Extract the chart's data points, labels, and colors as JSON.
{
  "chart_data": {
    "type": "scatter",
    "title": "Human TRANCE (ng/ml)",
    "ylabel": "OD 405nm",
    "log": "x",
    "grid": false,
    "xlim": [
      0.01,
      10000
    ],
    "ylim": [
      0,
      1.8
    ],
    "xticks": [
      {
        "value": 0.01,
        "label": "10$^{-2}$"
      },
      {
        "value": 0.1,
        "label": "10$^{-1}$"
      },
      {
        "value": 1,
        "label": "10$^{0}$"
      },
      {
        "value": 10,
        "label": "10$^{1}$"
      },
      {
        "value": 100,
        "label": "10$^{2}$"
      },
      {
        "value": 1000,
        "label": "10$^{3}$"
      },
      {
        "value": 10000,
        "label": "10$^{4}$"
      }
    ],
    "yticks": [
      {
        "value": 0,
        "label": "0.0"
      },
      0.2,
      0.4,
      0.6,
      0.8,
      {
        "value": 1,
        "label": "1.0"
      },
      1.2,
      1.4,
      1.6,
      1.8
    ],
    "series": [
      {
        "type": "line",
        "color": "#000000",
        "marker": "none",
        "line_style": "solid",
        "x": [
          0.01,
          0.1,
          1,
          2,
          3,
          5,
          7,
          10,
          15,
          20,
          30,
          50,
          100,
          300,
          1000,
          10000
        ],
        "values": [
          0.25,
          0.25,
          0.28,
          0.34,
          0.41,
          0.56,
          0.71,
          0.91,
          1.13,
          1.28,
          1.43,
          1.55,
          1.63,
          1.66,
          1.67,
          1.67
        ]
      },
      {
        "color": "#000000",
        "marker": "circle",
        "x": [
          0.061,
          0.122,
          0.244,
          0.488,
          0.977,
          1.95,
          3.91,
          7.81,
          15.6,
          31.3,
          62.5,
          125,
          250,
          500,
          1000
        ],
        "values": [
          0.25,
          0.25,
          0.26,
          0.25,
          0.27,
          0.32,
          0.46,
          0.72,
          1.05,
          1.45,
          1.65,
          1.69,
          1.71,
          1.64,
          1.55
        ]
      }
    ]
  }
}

● **INSTRUCTION**
Write out all of the records above exactly as they appear.

● **EXERCISE ANSWER**
Extract the chart's data points, labels, and colors as JSON.
{
  "chart_data": {
    "type": "scatter",
    "title": "Human TRANCE (ng/ml)",
    "ylabel": "OD 405nm",
    "log": "x",
    "grid": false,
    "xlim": [
      0.01,
      10000
    ],
    "ylim": [
      0,
      1.8
    ],
    "xticks": [
      {
        "value": 0.01,
        "label": "10$^{-2}$"
      },
      {
        "value": 0.1,
        "label": "10$^{-1}$"
      },
      {
        "value": 1,
        "label": "10$^{0}$"
      },
      {
        "value": 10,
        "label": "10$^{1}$"
      },
      {
        "value": 100,
        "label": "10$^{2}$"
      },
      {
        "value": 1000,
        "label": "10$^{3}$"
      },
      {
        "value": 10000,
        "label": "10$^{4}$"
      }
    ],
    "yticks": [
      {
        "value": 0,
        "label": "0.0"
      },
      0.2,
      0.4,
      0.6,
      0.8,
      {
        "value": 1,
        "label": "1.0"
      },
      1.2,
      1.4,
      1.6,
      1.8
    ],
    "series": [
      {
        "type": "line",
        "color": "#000000",
        "marker": "none",
        "line_style": "solid",
        "x": [
          0.01,
          0.1,
          1,
          2,
          3,
          5,
          7,
          10,
          15,
          20,
          30,
          50,
          100,
          300,
          1000,
          10000
        ],
        "values": [
          0.25,
          0.25,
          0.28,
          0.34,
          0.41,
          0.56,
          0.71,
          0.91,
          1.13,
          1.28,
          1.43,
          1.55,
          1.63,
          1.66,
          1.67,
          1.67
        ]
      },
      {
        "color": "#000000",
        "marker": "circle",
        "x": [
          0.061,
          0.122,
          0.244,
          0.488,
          0.977,
          1.95,
          3.91,
          7.81,
          15.6,
          31.3,
          62.5,
          125,
          250,
          500,
          1000
        ],
        "values": [
          0.25,
          0.25,
          0.26,
          0.25,
          0.27,
          0.32,
          0.46,
          0.72,
          1.05,
          1.45,
          1.65,
          1.69,
          1.71,
          1.64,
          1.55
        ]
      }
    ]
  }
}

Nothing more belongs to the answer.